# [Written instruction]
Restate the data exactly as given and keep the pictures out.

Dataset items
-*-*-

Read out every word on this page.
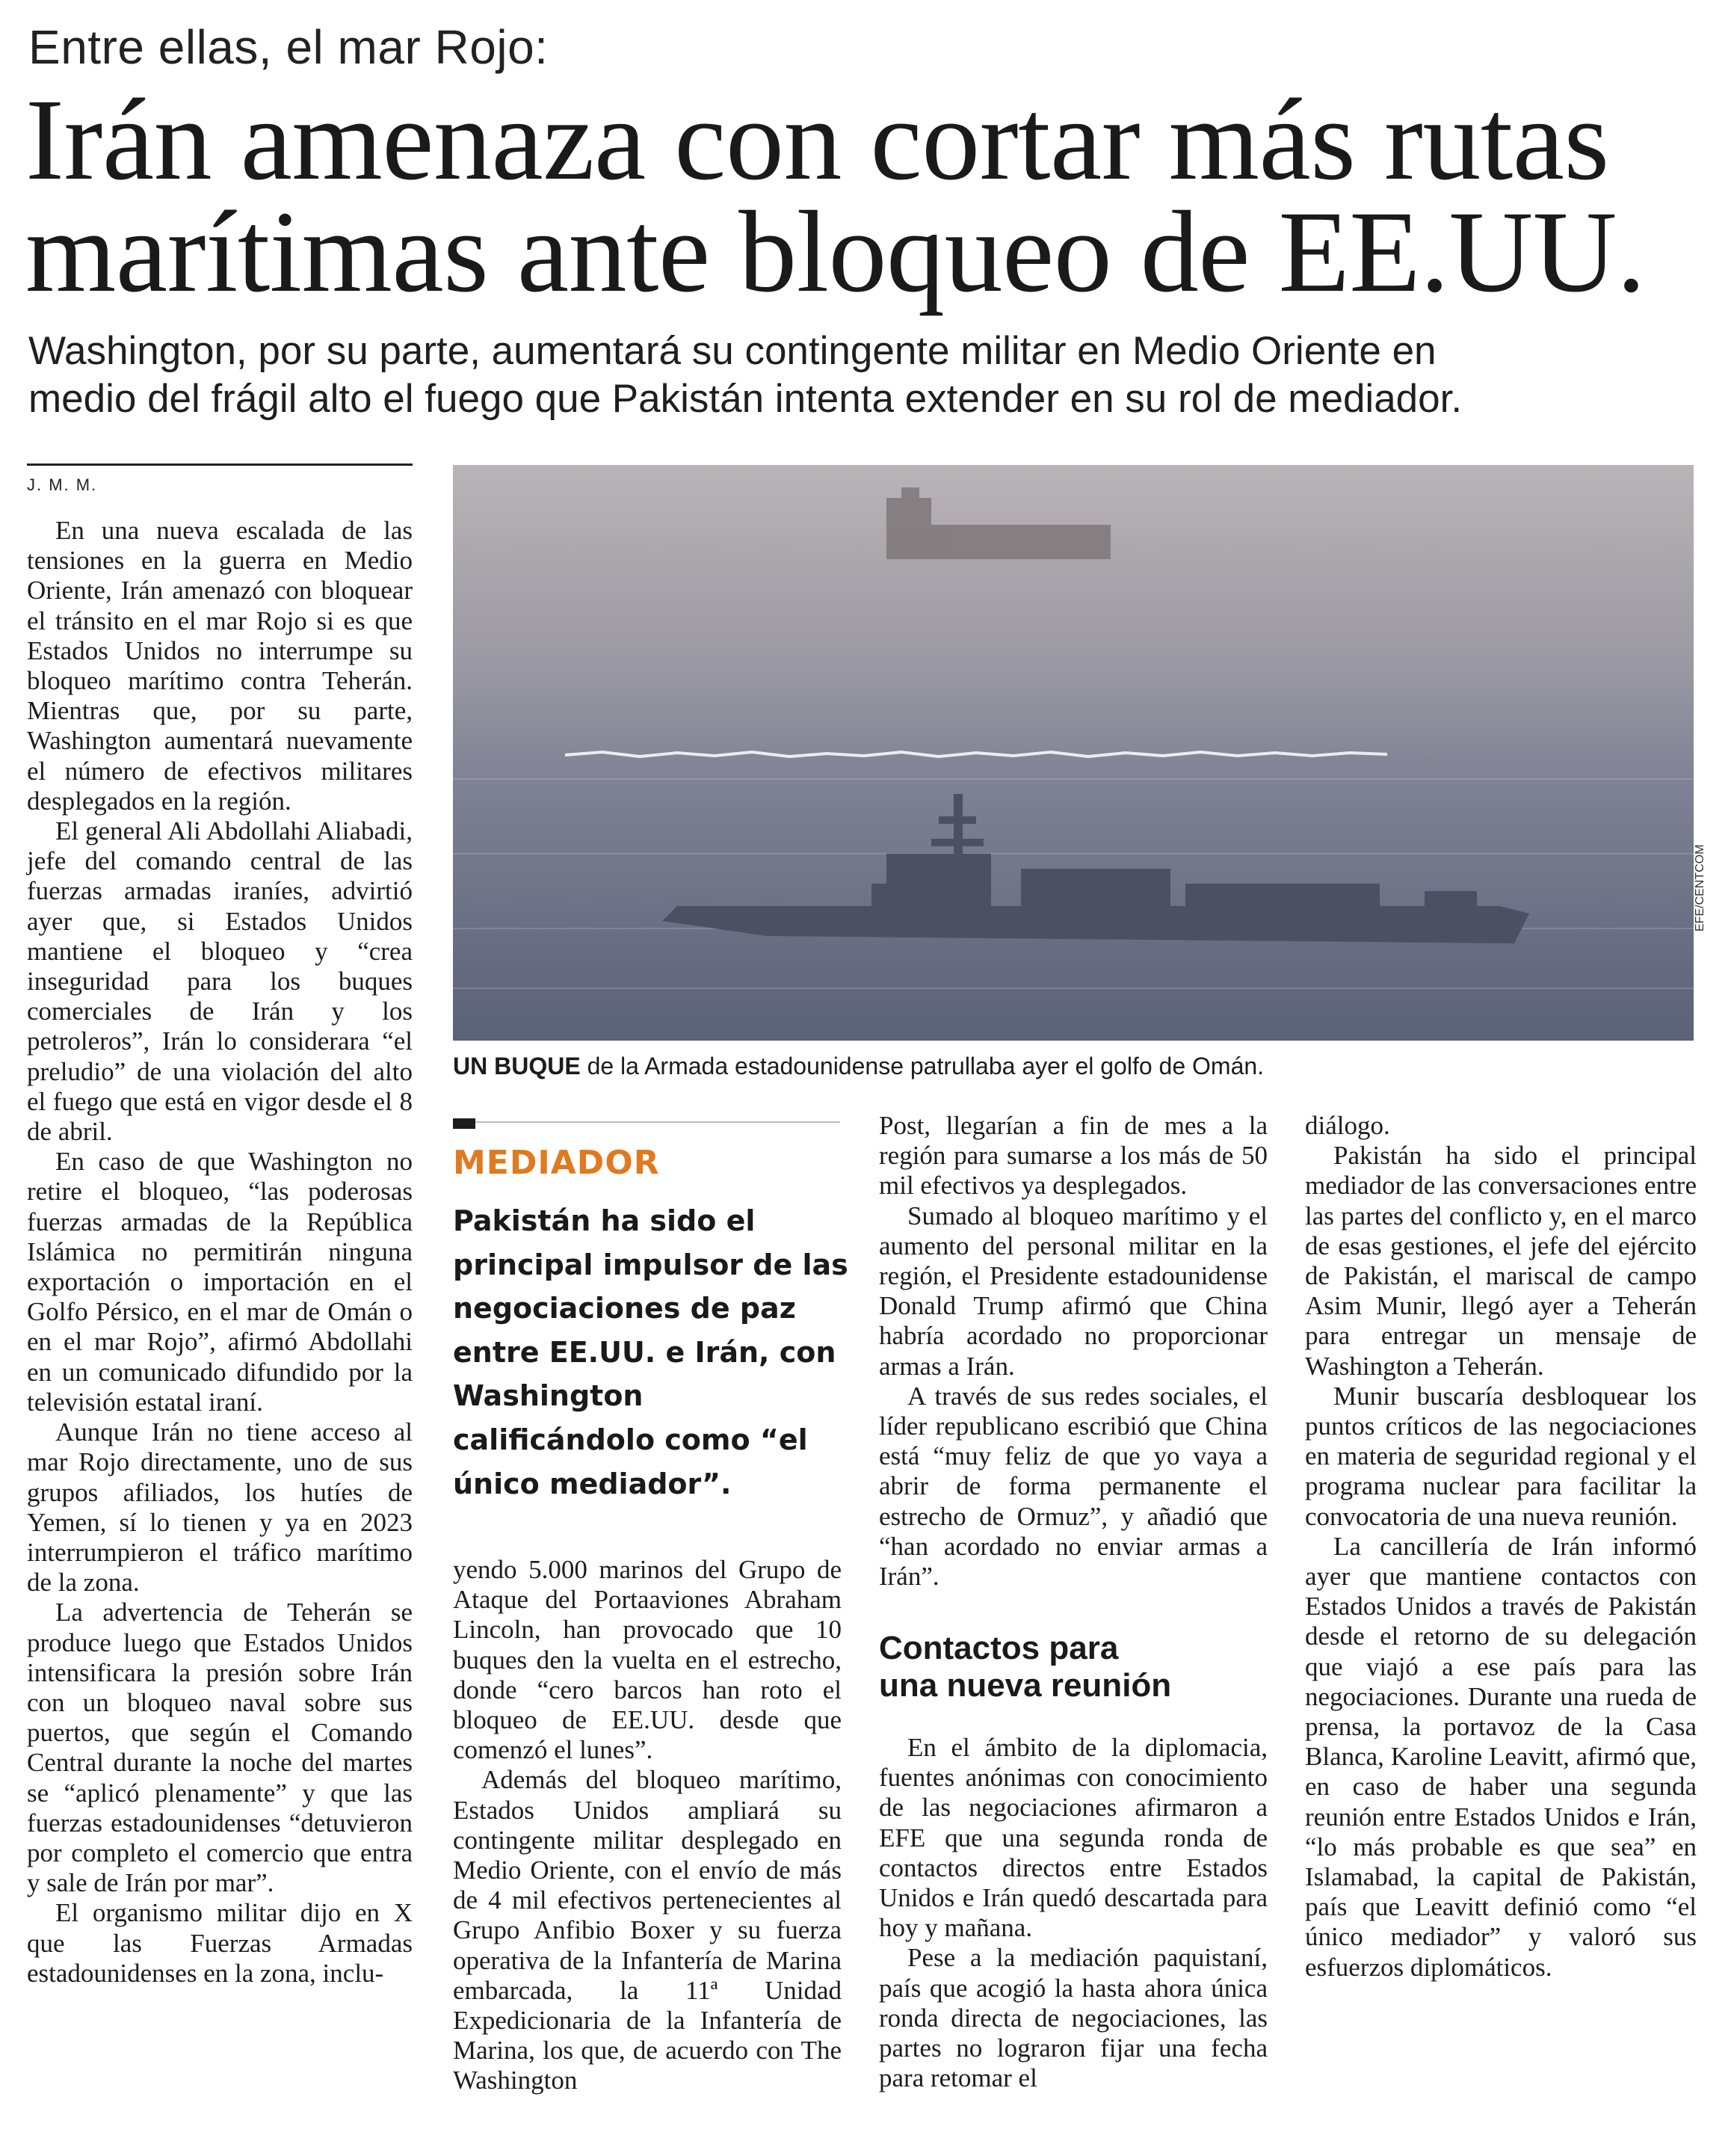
Entre ellas, el mar Rojo:
Irán amenaza con cortar más rutas
marítimas ante bloqueo de EE.UU.
Washington, por su parte, aumentará su contingente militar en Medio Oriente en
medio del frágil alto el fuego que Pakistán intenta extender en su rol de mediador.
J. M. M.

En una nueva escalada de las tensiones en la guerra en Medio Oriente, Irán amenazó con bloquear el tránsito en el mar Rojo si es que Estados Unidos no interrumpe su bloqueo marítimo contra Teherán. Mientras que, por su parte, Washington aumentará nuevamente el número de efectivos militares desplegados en la región.

El general Ali Abdollahi Aliabadi, jefe del comando central de las fuerzas armadas iraníes, advirtió ayer que, si Estados Unidos mantiene el bloqueo y “crea inseguridad para los buques comerciales de Irán y los petroleros”, Irán lo considerara “el preludio” de una violación del alto el fuego que está en vigor desde el 8 de abril.

En caso de que Washington no retire el bloqueo, “las poderosas fuerzas armadas de la República Islámica no permitirán ninguna exportación o importación en el Golfo Pérsico, en el mar de Omán o en el mar Rojo”, afirmó Abdollahi en un comunicado difundido por la televisión estatal iraní.

Aunque Irán no tiene acceso al mar Rojo directamente, uno de sus grupos afiliados, los hutíes de Yemen, sí lo tienen y ya en 2023 interrumpieron el tráfico marítimo de la zona.

La advertencia de Teherán se produce luego que Estados Unidos intensificara la presión sobre Irán con un bloqueo naval sobre sus puertos, que según el Comando Central durante la noche del martes se “aplicó plenamente” y que las fuerzas estadounidenses “detuvieron por completo el comercio que entra y sale de Irán por mar”.

El organismo militar dijo en X que las Fuerzas Armadas estadounidenses en la zona, inclu-

EFE/CENTCOM
UN BUQUE de la Armada estadounidense patrullaba ayer el golfo de Omán.
MEDIADOR
Pakistán ha sido el
principal impulsor de las
negociaciones de paz
entre EE.UU. e Irán, con
Washington
calificándolo como “el
único mediador”.

yendo 5.000 marinos del Grupo de Ataque del Portaaviones Abraham Lincoln, han provocado que 10 buques den la vuelta en el estrecho, donde “cero barcos han roto el bloqueo de EE.UU. desde que comenzó el lunes”.

Además del bloqueo marítimo, Estados Unidos ampliará su contingente militar desplegado en Medio Oriente, con el envío de más de 4 mil efectivos pertenecientes al Grupo Anfibio Boxer y su fuerza operativa de la Infantería de Marina embarcada, la 11ª Unidad Expedicionaria de la Infantería de Marina, los que, de acuerdo con The Washington

Post, llegarían a fin de mes a la región para sumarse a los más de 50 mil efectivos ya desplegados.

Sumado al bloqueo marítimo y el aumento del personal militar en la región, el Presidente estadounidense Donald Trump afirmó que China habría acordado no proporcionar armas a Irán.

A través de sus redes sociales, el líder republicano escribió que China está “muy feliz de que yo vaya a abrir de forma permanente el estrecho de Ormuz”, y añadió que “han acordado no enviar armas a Irán”.

Contactos para
una nueva reunión

En el ámbito de la diplomacia, fuentes anónimas con conocimiento de las negociaciones afirmaron a EFE que una segunda ronda de contactos directos entre Estados Unidos e Irán quedó descartada para hoy y mañana.

Pese a la mediación paquistaní, país que acogió la hasta ahora única ronda directa de negociaciones, las partes no lograron fijar una fecha para retomar el

diálogo.

Pakistán ha sido el principal mediador de las conversaciones entre las partes del conflicto y, en el marco de esas gestiones, el jefe del ejército de Pakistán, el mariscal de campo Asim Munir, llegó ayer a Teherán para entregar un mensaje de Washington a Teherán.

Munir buscaría desbloquear los puntos críticos de las negociaciones en materia de seguridad regional y el programa nuclear para facilitar la convocatoria de una nueva reunión.

La cancillería de Irán informó ayer que mantiene contactos con Estados Unidos a través de Pakistán desde el retorno de su delegación que viajó a ese país para las negociaciones. Durante una rueda de prensa, la portavoz de la Casa Blanca, Karoline Leavitt, afirmó que, en caso de haber una segunda reunión entre Estados Unidos e Irán, “lo más probable es que sea” en Islamabad, la capital de Pakistán, país que Leavitt definió como “el único mediador” y valoró sus esfuerzos diplomáticos.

-*-*-

# [Complete output]
Read out every word on this page.
Entre ellas, el mar Rojo:
Irán amenaza con cortar más rutas
marítimas ante bloqueo de EE.UU.
Washington, por su parte, aumentará su contingente militar en Medio Oriente en
medio del frágil alto el fuego que Pakistán intenta extender en su rol de mediador.
J. M. M.

En una nueva escalada de las tensiones en la guerra en Medio Oriente, Irán amenazó con bloquear el tránsito en el mar Rojo si es que Estados Unidos no interrumpe su bloqueo marítimo contra Teherán. Mientras que, por su parte, Washington aumentará nuevamente el número de efectivos militares desplegados en la región.

El general Ali Abdollahi Aliabadi, jefe del comando central de las fuerzas armadas iraníes, advirtió ayer que, si Estados Unidos mantiene el bloqueo y “crea inseguridad para los buques comerciales de Irán y los petroleros”, Irán lo considerara “el preludio” de una violación del alto el fuego que está en vigor desde el 8 de abril.

En caso de que Washington no retire el bloqueo, “las poderosas fuerzas armadas de la República Islámica no permitirán ninguna exportación o importación en el Golfo Pérsico, en el mar de Omán o en el mar Rojo”, afirmó Abdollahi en un comunicado difundido por la televisión estatal iraní.

Aunque Irán no tiene acceso al mar Rojo directamente, uno de sus grupos afiliados, los hutíes de Yemen, sí lo tienen y ya en 2023 interrumpieron el tráfico marítimo de la zona.

La advertencia de Teherán se produce luego que Estados Unidos intensificara la presión sobre Irán con un bloqueo naval sobre sus puertos, que según el Comando Central durante la noche del martes se “aplicó plenamente” y que las fuerzas estadounidenses “detuvieron por completo el comercio que entra y sale de Irán por mar”.

El organismo militar dijo en X que las Fuerzas Armadas estadounidenses en la zona, inclu-

EFE/CENTCOM
UN BUQUE de la Armada estadounidense patrullaba ayer el golfo de Omán.
MEDIADOR
Pakistán ha sido el
principal impulsor de las
negociaciones de paz
entre EE.UU. e Irán, con
Washington
calificándolo como “el
único mediador”.

yendo 5.000 marinos del Grupo de Ataque del Portaaviones Abraham Lincoln, han provocado que 10 buques den la vuelta en el estrecho, donde “cero barcos han roto el bloqueo de EE.UU. desde que comenzó el lunes”.

Además del bloqueo marítimo, Estados Unidos ampliará su contingente militar desplegado en Medio Oriente, con el envío de más de 4 mil efectivos pertenecientes al Grupo Anfibio Boxer y su fuerza operativa de la Infantería de Marina embarcada, la 11ª Unidad Expedicionaria de la Infantería de Marina, los que, de acuerdo con The Washington

Post, llegarían a fin de mes a la región para sumarse a los más de 50 mil efectivos ya desplegados.

Sumado al bloqueo marítimo y el aumento del personal militar en la región, el Presidente estadounidense Donald Trump afirmó que China habría acordado no proporcionar armas a Irán.

A través de sus redes sociales, el líder republicano escribió que China está “muy feliz de que yo vaya a abrir de forma permanente el estrecho de Ormuz”, y añadió que “han acordado no enviar armas a Irán”.

Contactos para
una nueva reunión

En el ámbito de la diplomacia, fuentes anónimas con conocimiento de las negociaciones afirmaron a EFE que una segunda ronda de contactos directos entre Estados Unidos e Irán quedó descartada para hoy y mañana.

Pese a la mediación paquistaní, país que acogió la hasta ahora única ronda directa de negociaciones, las partes no lograron fijar una fecha para retomar el

diálogo.

Pakistán ha sido el principal mediador de las conversaciones entre las partes del conflicto y, en el marco de esas gestiones, el jefe del ejército de Pakistán, el mariscal de campo Asim Munir, llegó ayer a Teherán para entregar un mensaje de Washington a Teherán.

Munir buscaría desbloquear los puntos críticos de las negociaciones en materia de seguridad regional y el programa nuclear para facilitar la convocatoria de una nueva reunión.

La cancillería de Irán informó ayer que mantiene contactos con Estados Unidos a través de Pakistán desde el retorno de su delegación que viajó a ese país para las negociaciones. Durante una rueda de prensa, la portavoz de la Casa Blanca, Karoline Leavitt, afirmó que, en caso de haber una segunda reunión entre Estados Unidos e Irán, “lo más probable es que sea” en Islamabad, la capital de Pakistán, país que Leavitt definió como “el único mediador” y valoró sus esfuerzos diplomáticos.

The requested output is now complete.